• EXERCISE: Please list all lines of the material below in which the string "count" occurs.
------------------------------------------------
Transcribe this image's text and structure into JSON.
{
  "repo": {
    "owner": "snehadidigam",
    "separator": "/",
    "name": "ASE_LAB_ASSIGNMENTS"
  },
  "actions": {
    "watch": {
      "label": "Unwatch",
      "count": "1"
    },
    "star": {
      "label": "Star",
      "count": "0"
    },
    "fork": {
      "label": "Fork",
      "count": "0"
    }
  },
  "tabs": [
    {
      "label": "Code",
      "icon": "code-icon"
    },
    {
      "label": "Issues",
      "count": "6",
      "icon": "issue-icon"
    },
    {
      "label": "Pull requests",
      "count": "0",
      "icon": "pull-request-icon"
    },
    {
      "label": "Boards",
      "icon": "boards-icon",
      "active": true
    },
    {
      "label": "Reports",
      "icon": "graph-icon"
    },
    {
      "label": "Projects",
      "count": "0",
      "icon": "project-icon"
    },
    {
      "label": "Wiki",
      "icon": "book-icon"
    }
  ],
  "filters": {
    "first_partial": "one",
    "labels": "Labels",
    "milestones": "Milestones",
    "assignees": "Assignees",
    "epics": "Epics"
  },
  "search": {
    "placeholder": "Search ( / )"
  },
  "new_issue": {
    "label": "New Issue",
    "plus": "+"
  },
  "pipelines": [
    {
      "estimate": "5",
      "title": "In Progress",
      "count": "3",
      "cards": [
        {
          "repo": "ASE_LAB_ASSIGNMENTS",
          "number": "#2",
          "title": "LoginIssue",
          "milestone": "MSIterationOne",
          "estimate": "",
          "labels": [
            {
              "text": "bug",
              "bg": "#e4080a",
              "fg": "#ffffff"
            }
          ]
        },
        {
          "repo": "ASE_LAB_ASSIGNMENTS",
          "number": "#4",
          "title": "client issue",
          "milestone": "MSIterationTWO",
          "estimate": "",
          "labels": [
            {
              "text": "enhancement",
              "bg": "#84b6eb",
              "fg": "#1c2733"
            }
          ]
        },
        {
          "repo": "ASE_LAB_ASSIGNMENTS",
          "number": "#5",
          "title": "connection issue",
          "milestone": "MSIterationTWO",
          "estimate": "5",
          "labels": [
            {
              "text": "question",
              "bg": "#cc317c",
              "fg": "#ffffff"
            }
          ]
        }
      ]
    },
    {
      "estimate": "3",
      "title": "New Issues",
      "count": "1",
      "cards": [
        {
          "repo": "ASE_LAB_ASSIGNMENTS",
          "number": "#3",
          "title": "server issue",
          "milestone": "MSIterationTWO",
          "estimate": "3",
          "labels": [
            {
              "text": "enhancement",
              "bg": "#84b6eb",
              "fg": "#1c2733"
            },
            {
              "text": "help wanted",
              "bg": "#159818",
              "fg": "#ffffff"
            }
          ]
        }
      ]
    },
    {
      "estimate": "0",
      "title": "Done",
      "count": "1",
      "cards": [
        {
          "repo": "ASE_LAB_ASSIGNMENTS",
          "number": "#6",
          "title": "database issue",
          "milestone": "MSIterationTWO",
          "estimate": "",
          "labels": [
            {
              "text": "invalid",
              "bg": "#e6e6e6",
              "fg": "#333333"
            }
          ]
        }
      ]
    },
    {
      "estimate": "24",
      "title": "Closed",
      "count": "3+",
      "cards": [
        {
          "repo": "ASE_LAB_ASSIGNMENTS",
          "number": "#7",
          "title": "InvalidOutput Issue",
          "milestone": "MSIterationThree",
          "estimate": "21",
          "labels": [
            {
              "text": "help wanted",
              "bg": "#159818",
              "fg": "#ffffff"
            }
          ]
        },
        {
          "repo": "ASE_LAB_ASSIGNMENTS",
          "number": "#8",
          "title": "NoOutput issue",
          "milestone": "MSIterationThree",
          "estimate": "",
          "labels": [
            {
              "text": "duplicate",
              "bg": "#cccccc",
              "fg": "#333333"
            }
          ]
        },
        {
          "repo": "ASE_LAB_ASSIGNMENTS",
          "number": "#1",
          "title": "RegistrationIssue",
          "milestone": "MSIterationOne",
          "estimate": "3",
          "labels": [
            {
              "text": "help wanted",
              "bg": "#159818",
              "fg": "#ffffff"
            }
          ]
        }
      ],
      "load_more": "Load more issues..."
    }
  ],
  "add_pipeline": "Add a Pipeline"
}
------------------------------------------------
• OUTPUT FOR THIS EXERCISE:
      "count": "1"
      "count": "0"
      "count": "0"
      "count": "6",
      "count": "0",
      "count": "0",
      "count": "3",
      "count": "1",
      "count": "1",
      "count": "3+",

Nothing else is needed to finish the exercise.